*Do this*
State the number of lines in these records that include the word "Rite", and add nothing to it.

*Data extract*

=-=-=

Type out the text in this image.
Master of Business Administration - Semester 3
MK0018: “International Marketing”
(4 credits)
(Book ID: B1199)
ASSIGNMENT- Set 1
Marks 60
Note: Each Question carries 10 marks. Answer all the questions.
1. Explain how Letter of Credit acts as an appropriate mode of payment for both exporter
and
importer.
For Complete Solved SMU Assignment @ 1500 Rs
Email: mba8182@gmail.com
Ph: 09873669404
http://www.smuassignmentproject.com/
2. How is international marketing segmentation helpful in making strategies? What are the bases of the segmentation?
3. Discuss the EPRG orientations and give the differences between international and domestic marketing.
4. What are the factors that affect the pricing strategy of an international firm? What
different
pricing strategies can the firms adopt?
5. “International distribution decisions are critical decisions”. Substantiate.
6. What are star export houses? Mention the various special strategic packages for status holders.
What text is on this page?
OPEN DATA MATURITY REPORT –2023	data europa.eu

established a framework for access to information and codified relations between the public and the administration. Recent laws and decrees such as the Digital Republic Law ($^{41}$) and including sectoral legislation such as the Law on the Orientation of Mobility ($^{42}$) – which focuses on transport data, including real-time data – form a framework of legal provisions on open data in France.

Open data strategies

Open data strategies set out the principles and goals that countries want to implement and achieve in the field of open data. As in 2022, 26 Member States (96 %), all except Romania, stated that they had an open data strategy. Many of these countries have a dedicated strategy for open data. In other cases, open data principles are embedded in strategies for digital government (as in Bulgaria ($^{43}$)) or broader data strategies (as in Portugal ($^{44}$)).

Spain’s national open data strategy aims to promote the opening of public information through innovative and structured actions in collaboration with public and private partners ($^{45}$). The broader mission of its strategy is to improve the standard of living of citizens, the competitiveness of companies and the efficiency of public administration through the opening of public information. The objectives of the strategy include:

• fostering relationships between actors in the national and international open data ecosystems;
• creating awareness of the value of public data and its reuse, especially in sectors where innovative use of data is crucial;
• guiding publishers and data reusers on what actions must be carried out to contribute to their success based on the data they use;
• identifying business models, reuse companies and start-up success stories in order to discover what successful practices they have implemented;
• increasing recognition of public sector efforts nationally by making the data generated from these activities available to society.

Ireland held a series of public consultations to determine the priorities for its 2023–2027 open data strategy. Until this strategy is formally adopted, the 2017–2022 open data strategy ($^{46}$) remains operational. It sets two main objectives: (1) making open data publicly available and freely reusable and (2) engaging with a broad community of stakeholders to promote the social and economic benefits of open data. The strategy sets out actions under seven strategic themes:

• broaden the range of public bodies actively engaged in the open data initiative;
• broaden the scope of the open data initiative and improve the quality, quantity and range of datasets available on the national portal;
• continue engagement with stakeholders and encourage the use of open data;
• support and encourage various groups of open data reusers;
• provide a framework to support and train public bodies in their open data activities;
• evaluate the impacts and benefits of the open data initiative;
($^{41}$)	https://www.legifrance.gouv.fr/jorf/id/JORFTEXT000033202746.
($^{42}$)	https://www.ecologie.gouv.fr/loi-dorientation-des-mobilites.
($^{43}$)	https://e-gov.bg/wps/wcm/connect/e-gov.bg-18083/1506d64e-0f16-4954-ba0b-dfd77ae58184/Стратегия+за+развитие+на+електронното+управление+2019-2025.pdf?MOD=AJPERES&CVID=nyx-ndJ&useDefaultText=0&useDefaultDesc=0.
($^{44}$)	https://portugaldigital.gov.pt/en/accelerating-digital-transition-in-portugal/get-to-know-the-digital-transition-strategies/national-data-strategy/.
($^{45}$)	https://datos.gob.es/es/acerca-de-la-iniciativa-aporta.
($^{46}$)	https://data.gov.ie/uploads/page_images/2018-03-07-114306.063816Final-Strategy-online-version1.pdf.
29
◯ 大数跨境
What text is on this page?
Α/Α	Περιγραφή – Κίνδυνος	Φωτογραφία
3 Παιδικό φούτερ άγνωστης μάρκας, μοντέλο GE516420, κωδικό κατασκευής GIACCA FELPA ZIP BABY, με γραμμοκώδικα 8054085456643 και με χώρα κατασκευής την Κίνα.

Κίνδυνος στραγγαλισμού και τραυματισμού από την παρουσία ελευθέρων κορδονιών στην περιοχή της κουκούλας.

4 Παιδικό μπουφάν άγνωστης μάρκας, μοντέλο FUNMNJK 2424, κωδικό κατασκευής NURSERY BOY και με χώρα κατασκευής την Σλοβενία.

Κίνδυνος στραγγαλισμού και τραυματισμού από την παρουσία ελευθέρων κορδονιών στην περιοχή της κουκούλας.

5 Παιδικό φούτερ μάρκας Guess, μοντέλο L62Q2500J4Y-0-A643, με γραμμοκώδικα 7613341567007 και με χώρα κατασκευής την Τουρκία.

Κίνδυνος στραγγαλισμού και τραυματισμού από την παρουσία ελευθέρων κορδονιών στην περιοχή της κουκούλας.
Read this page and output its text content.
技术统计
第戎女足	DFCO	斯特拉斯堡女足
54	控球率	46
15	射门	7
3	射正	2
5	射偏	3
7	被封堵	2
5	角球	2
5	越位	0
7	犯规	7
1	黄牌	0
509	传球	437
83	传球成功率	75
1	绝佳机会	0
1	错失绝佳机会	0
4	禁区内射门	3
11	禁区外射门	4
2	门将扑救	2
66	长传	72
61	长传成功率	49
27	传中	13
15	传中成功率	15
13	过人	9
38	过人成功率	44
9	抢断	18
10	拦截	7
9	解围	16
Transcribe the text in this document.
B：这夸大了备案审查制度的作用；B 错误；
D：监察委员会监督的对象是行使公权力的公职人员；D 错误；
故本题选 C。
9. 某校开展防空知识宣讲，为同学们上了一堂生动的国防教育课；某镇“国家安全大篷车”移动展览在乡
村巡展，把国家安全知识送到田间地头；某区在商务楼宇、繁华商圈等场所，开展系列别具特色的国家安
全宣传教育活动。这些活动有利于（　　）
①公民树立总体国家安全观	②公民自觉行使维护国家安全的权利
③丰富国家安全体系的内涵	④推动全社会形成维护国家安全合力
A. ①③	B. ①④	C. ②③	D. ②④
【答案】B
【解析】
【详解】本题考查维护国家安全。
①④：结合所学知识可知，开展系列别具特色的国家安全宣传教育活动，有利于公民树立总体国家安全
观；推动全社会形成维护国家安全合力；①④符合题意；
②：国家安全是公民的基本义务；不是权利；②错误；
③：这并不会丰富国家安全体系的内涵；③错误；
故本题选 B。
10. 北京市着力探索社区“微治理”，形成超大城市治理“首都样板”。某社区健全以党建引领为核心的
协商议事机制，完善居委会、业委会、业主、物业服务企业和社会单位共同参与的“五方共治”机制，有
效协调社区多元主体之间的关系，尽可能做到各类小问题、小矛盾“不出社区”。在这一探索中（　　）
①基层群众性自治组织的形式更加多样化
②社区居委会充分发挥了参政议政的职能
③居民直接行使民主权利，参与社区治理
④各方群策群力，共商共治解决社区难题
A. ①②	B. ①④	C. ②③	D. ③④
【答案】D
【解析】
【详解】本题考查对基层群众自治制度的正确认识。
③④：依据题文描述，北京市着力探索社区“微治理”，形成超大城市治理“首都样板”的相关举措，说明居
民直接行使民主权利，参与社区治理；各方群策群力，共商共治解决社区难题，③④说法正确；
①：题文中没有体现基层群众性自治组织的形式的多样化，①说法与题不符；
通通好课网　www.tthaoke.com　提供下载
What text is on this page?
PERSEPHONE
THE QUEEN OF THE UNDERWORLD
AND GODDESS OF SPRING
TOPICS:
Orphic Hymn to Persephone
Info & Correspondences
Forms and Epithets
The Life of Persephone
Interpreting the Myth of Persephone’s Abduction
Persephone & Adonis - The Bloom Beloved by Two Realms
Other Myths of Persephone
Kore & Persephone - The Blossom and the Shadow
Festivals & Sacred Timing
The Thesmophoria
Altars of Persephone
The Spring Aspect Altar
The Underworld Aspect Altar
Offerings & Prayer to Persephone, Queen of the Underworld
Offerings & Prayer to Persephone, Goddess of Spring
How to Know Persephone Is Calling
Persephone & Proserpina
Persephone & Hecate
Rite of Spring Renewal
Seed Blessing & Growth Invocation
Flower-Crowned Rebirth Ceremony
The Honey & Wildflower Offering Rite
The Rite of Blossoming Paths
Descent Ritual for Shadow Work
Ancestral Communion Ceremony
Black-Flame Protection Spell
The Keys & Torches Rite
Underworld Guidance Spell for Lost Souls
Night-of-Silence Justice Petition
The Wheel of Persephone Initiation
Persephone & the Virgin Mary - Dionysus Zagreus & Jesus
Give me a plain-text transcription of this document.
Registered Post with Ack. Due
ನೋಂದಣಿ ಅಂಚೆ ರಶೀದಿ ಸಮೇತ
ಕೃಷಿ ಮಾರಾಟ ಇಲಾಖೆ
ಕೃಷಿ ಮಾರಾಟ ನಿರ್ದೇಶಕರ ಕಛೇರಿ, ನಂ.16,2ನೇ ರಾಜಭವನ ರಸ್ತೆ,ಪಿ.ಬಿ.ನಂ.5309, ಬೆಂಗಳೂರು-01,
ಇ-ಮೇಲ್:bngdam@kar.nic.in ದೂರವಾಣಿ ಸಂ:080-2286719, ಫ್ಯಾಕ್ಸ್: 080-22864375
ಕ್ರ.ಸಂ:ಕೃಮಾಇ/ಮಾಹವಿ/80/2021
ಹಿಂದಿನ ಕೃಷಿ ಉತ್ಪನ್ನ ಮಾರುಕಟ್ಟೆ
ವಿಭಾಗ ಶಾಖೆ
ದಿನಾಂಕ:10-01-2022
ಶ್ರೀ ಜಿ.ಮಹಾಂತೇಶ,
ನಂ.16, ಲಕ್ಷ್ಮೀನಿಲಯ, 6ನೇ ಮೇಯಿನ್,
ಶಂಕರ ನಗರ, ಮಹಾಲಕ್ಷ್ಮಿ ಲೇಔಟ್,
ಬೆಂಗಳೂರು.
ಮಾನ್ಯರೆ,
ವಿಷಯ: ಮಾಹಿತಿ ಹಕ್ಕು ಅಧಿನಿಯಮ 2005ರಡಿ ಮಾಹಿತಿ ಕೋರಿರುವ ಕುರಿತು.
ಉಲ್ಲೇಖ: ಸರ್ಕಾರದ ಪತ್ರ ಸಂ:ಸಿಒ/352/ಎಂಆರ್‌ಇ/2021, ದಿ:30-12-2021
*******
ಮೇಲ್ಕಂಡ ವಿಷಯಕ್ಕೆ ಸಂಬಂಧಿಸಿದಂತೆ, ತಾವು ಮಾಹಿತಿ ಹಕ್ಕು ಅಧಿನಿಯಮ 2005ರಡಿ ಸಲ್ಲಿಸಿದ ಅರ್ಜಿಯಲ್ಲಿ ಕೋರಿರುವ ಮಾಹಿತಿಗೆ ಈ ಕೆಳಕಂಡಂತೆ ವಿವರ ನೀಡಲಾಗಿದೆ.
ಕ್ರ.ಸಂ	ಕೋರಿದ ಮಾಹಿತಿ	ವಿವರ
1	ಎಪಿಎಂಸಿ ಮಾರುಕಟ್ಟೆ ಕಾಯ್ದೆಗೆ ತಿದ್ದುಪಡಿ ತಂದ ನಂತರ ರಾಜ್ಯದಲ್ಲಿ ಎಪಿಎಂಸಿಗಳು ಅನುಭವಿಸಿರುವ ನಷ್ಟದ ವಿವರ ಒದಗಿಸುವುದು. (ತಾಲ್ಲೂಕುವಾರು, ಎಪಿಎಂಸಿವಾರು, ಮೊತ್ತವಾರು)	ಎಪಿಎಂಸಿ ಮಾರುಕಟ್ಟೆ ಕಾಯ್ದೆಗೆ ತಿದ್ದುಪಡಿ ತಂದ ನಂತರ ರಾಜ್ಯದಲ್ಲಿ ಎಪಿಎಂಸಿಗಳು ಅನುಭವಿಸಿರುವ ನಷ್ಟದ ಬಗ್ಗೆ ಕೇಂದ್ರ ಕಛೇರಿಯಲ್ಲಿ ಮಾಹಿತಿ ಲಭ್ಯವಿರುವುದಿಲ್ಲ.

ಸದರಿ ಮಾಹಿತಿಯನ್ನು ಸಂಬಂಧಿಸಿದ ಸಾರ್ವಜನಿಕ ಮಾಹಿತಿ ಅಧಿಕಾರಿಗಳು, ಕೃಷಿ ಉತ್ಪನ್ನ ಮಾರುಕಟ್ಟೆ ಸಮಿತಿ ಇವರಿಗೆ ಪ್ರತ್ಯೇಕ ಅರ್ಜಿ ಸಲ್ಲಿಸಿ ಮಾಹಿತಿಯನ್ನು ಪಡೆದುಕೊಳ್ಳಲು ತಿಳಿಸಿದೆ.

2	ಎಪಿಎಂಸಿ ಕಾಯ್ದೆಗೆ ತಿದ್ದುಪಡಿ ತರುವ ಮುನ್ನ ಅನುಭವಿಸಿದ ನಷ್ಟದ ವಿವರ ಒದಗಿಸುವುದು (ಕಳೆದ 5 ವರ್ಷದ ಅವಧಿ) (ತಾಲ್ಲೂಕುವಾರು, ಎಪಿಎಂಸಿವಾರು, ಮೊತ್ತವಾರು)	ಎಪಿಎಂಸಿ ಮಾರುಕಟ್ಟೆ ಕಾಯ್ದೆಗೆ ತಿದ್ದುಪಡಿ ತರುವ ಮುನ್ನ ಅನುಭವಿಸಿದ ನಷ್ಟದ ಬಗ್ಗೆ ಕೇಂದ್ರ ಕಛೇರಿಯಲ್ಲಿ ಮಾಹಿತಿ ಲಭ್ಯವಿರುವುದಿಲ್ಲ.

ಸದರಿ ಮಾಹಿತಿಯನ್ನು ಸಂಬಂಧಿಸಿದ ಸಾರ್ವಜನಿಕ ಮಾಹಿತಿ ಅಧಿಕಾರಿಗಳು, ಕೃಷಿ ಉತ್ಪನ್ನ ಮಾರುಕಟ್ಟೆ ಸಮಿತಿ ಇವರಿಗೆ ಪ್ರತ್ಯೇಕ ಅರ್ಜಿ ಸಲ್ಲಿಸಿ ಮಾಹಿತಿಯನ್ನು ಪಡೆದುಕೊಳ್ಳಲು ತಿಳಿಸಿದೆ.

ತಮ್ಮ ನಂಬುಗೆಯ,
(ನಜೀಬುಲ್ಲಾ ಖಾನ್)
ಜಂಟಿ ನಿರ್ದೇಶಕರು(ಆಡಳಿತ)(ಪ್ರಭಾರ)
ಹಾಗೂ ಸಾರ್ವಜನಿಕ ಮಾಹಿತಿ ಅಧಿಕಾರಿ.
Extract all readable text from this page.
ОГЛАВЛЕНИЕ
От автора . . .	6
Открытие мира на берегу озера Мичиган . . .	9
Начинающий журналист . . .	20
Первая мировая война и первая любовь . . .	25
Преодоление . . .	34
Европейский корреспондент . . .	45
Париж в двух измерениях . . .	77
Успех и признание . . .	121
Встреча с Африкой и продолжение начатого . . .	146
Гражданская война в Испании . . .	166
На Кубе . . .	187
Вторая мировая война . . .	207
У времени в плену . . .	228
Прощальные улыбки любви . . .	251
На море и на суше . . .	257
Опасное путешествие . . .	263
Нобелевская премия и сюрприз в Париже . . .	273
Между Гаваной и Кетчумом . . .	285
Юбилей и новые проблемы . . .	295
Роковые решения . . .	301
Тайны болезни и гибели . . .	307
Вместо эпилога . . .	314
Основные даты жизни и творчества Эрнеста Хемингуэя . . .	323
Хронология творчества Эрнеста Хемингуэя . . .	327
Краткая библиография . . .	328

=-=-=

*Reply to the task*
4